Stored entries:
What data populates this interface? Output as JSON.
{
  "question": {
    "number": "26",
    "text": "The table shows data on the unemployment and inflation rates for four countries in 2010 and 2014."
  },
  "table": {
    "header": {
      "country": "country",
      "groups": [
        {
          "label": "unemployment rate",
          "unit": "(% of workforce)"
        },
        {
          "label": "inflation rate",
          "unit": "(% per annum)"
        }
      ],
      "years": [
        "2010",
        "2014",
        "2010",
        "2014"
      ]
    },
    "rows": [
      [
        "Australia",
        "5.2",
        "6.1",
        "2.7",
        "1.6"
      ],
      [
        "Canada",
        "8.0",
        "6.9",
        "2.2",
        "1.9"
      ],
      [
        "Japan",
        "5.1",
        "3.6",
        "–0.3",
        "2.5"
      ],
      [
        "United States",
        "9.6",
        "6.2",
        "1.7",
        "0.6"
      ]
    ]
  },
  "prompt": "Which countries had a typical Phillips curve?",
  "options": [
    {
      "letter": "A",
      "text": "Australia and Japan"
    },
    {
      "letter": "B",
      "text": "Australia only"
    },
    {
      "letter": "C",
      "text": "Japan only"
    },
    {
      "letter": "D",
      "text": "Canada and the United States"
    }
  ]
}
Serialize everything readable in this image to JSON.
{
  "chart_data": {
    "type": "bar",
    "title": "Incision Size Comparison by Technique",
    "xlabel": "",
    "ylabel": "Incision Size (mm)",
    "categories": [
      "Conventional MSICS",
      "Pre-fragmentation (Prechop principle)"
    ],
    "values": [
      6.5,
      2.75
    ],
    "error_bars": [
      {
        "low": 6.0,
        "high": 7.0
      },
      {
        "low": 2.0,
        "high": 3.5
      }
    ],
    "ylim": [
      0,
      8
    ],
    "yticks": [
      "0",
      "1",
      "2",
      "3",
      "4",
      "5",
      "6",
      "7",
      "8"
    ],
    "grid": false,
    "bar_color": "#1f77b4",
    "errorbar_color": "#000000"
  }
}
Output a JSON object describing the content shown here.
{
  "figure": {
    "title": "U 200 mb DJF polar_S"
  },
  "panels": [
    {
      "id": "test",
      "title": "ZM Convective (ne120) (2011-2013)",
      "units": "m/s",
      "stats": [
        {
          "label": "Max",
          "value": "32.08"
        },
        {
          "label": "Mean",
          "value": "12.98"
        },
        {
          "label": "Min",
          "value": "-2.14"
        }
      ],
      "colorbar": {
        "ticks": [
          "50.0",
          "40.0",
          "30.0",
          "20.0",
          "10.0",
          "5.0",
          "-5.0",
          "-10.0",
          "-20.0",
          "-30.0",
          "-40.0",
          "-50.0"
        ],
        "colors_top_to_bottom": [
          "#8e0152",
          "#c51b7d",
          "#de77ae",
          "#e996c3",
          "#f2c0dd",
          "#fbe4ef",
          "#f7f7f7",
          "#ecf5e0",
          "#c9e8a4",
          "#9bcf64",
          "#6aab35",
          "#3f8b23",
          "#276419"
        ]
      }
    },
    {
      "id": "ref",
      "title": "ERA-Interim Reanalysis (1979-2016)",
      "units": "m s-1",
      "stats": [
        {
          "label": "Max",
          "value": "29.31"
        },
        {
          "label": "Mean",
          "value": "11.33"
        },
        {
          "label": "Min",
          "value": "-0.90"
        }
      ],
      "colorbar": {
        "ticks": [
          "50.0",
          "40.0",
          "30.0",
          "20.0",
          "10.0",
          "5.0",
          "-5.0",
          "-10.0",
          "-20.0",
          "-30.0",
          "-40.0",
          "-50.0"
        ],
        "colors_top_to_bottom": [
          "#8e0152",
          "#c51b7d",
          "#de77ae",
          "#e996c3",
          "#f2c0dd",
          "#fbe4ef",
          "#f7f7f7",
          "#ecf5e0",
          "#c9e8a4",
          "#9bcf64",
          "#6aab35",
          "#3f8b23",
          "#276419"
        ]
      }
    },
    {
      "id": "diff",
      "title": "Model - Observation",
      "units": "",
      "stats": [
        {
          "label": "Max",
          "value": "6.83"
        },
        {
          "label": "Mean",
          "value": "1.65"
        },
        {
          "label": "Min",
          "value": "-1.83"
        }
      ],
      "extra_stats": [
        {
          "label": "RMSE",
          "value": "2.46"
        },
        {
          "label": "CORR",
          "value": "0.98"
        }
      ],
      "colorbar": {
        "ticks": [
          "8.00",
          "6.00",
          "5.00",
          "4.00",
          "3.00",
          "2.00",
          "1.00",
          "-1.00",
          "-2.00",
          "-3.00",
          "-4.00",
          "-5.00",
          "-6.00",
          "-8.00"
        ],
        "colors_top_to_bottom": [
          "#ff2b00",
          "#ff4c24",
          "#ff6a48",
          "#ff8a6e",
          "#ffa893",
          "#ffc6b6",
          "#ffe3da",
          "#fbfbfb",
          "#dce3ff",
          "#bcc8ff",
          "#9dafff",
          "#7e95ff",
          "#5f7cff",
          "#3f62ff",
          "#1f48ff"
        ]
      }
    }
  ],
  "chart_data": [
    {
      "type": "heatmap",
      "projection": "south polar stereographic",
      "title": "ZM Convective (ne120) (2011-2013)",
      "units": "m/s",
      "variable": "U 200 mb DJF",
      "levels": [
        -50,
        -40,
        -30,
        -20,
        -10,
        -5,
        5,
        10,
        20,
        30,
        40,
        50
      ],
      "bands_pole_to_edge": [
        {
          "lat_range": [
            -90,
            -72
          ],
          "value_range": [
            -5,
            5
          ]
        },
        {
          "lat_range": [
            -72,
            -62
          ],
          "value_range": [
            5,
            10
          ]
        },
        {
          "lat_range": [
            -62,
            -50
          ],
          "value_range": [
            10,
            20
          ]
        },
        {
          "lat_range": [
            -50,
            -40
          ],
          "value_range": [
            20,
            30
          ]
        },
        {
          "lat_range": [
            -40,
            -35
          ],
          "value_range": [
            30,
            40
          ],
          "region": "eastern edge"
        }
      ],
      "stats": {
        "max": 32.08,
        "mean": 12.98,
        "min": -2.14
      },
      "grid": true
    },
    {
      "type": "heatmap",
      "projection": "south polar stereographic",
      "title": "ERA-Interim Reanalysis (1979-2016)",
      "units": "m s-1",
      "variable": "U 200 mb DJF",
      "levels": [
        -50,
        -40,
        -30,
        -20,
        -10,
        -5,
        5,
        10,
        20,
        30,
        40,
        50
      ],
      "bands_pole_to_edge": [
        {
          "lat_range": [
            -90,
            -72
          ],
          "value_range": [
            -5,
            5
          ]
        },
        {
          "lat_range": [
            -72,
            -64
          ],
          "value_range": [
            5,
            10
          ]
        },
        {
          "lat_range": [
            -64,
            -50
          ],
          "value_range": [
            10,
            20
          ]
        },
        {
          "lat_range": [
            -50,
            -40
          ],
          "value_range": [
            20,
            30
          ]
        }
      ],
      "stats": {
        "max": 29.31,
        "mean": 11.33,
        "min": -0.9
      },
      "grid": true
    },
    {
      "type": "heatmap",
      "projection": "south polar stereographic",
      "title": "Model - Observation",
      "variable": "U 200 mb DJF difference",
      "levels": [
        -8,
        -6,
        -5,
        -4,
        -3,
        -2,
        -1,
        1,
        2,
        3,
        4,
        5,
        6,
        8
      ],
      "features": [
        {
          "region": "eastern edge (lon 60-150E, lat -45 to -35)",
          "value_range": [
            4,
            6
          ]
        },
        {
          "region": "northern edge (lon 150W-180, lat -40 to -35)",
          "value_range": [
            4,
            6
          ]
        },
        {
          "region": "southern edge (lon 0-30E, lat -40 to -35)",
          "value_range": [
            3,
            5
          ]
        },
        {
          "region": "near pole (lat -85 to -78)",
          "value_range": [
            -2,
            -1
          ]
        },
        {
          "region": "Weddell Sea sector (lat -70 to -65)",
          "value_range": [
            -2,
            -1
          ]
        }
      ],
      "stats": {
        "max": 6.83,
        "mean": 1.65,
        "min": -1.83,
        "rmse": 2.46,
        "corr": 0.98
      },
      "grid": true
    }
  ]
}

Set problem —
From the records given above, copy all lines containing "Japan".

Output of the exercise —
        "Japan",
      "text": "Australia and Japan"
      "text": "Japan only"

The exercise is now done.